A manifestação, já considerada histórica pela grande quantidade de pessoas, aconteceu enquanto o AfD realizava um evento de inauguração de sua campanha eleitoral em Halle, cidade do leste da Alemanha, que contou com uma aparição surpresa do bilionário Elon Musk. O magnata, que na última semana, durante a cerimônia de posse de Donald Trump, nos EUA, fez um gesto nazista, reforçou seu apoio a Alice Weidel, candidata do partido de extrema direita, afirmando que o AfD "é a melhor esperança" para o país. Musk aproveitou para fazer um discurso de tom nazi-fascista ao afirmar que os alemães devem ter orgulho de sua "cultura" e rejeitar o "multiculturalismo".
Segundo a pesquisa eleitoral mais recente, de 24 de janeiro, a aliança CDU/CSU, de Friedrich Merz, lidera a a corrida com 30% das intenções de voto. O AfD de Alice Weidel vem em segundo, com 20%, enquanto o SPD (Partido Social-Democrata), do atual chanceler Olaf Scholz, aparece na sequência com 17%.
Veja abaixo vídeos da manifestação histórica contra a extrema direita em Berlim:
O crescimento do AfD
A Alemanha vive uma crise política que vem sendo um prato cheio para a extrema direita, representada pelo AfD, partido com claras aspirações neonazistas e que possui ligações comprovadas com grupos extremistas.
Fundada em 2013, a legenda conseguiu uma cadeira no parlamento alemão, pela primeira vez, em 2017 - hoje, já são 77 deputados.
Trata-se de uma organização ultrarradical que abriga os membros mais extremistas da Alemanha. O AfD defende abertamente ideias xenofóbicas, racistas, segregacionistas e violentas. A principal plataforma política da sigla são os projetos anti-imigração, permeada de retóricas ultranacionalistas que remetem ao nazismo. Diversos membros do partido, inclusive, já tiveram comprovadamente relações com grupos neonazistas e fizeram falas com tal teor.
Desde 2021, o AfD é monitorado pelo serviço de inteligência interno da Alemanha, o BfV, por tentativa de enfraquecer a constituição democrática do país.
Em 2024, o partido foi o mais votado na eleição regional da Turíngia – a primeira vez que uma legenda de extrema direita vence um pleito estadual desde o regime nazista – e garantiu a segunda maior bancada no parlamento da Saxônia. Situação parecida se deu em Brandemburgo, onde o AfD também ficou em segundo lugar e, por pouco, não vence o pleito.
O crescimento do AfD está intimamente ligado à atual crise política que abala o governo de Olaf Scholz. Com uma série de impasses internos e a falta de consenso entre os partidos da coalizão, temas como economia, inflação e política migratória vêm gerando insatisfação entre os eleitores, que enxergam na legenda extremista uma resposta à instabilidade governamental.

--*--

## Tarefas escritas:
a) Transcreva integralmente o trecho do texto sobre o AfD que vai de "Desde 2021, o" até "vence o pleito.".
b) De acordo com o texto sobre o AfD, desde que ano o partido é monitorado pelo serviço de inteligência interno da Alemanha?
As entradas a seguir provêm de uma fonte distinta da do texto sobre o AfD.

--*--

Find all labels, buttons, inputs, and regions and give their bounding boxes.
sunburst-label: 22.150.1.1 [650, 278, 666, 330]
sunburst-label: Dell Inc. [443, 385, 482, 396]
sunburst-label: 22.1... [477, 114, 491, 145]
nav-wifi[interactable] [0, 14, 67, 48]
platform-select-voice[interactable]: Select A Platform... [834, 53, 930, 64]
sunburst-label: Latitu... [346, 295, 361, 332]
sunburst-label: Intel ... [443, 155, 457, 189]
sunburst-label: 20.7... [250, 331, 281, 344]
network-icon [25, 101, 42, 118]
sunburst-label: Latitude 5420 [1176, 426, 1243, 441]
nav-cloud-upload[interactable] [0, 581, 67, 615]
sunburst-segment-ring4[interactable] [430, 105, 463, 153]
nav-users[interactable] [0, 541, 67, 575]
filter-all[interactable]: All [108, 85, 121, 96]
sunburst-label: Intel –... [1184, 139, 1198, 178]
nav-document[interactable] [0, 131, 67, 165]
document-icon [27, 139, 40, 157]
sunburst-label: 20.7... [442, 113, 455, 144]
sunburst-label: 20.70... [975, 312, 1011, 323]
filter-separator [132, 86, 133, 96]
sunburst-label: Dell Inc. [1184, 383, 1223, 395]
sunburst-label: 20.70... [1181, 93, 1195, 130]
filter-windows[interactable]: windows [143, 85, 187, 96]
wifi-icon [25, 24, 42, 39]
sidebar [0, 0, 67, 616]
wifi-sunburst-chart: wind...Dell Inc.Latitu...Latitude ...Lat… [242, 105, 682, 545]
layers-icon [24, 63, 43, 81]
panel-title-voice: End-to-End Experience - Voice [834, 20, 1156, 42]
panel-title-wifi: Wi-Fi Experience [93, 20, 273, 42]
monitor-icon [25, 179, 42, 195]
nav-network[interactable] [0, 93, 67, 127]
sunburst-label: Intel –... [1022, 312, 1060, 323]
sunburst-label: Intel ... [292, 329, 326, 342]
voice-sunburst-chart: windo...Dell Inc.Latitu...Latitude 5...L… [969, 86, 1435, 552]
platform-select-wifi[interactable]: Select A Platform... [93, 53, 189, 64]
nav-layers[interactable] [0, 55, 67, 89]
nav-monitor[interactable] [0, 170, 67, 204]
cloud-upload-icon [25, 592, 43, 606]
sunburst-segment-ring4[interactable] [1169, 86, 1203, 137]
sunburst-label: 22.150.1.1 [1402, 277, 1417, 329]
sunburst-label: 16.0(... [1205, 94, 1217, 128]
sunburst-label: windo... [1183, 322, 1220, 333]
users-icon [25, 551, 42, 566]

--*--

## Resultados esperados:
a)
Desde 2021, o AfD é monitorado pelo serviço de inteligência interno da Alemanha, o BfV, por tentativa de enfraquecer a constituição democrática do país.
Em 2024, o partido foi o mais votado na eleição regional da Turíngia – a primeira vez que uma legenda de extrema direita vence um pleito estadual desde o regime nazista – e garantiu a segunda maior bancada no parlamento da Saxônia. Situação parecida se deu em Brandemburgo, onde o AfD também ficou em segundo lugar e, por pouco, não vence o pleito.

b) Desde 2021.